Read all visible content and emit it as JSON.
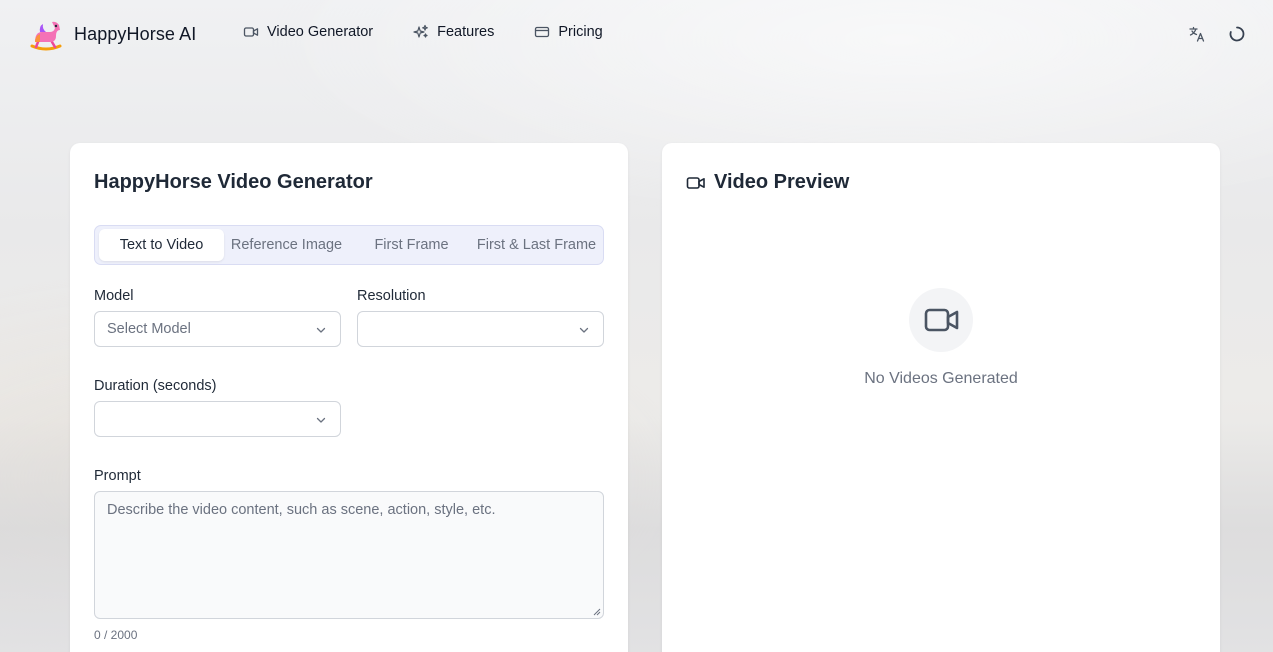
{
  "brand": {
    "name": "HappyHorse AI",
    "logo_icon": "rocking-horse-logo"
  },
  "nav": [
    {
      "label": "Video Generator",
      "icon": "video-camera-icon"
    },
    {
      "label": "Features",
      "icon": "sparkles-icon"
    },
    {
      "label": "Pricing",
      "icon": "credit-card-icon"
    }
  ],
  "header_actions": {
    "language_icon": "translate-icon",
    "loading_icon": "spinner-icon"
  },
  "generator": {
    "title": "HappyHorse Video Generator",
    "tabs": [
      {
        "label": "Text to Video",
        "active": true
      },
      {
        "label": "Reference Image",
        "active": false
      },
      {
        "label": "First Frame",
        "active": false
      },
      {
        "label": "First & Last Frame",
        "active": false
      }
    ],
    "model": {
      "label": "Model",
      "placeholder": "Select Model",
      "value": ""
    },
    "resolution": {
      "label": "Resolution",
      "value": ""
    },
    "duration": {
      "label": "Duration (seconds)",
      "value": ""
    },
    "prompt": {
      "label": "Prompt",
      "placeholder": "Describe the video content, such as scene, action, style, etc.",
      "value": "",
      "counter": "0 / 2000"
    }
  },
  "preview": {
    "title": "Video Preview",
    "empty_text": "No Videos Generated"
  },
  "colors": {
    "tab_bg": "#eef0fb",
    "text_primary": "#1f2937",
    "text_muted": "#6b7280"
  }
}
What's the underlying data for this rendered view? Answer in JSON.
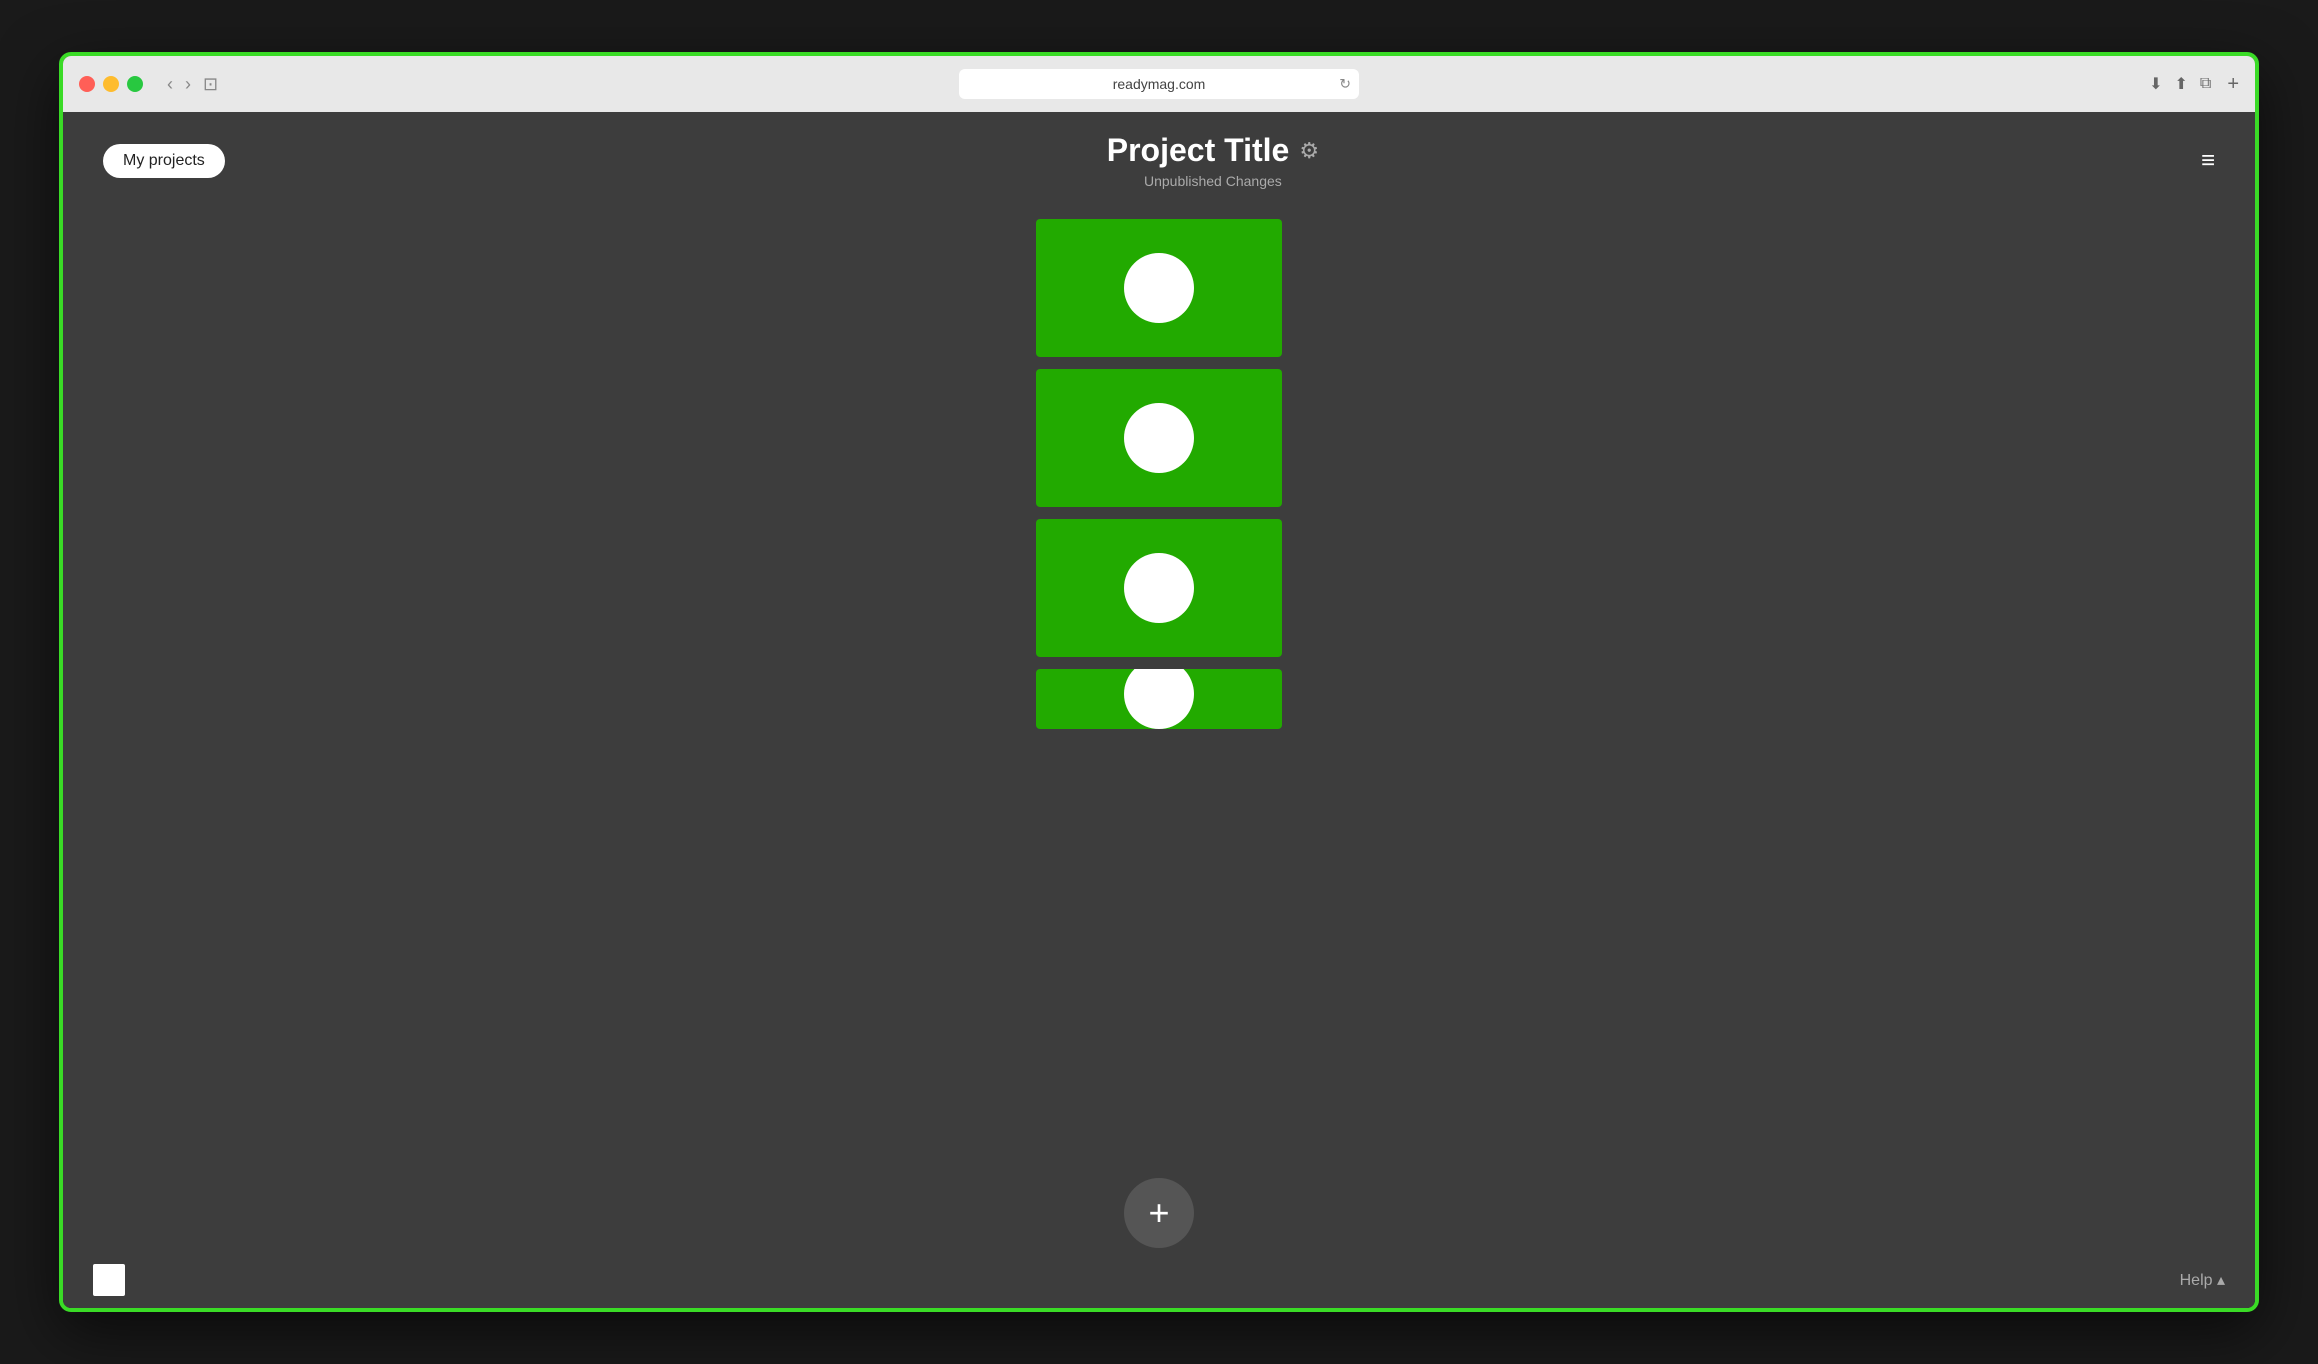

## STATED PROBLEM
Scan the material for lines with the word "content", and copy each line you find.

## FINAL RESULT
Read all visible content and emit it as JSON.
      "placeholder": "Describe the video content, such as scene, action, style, etc.",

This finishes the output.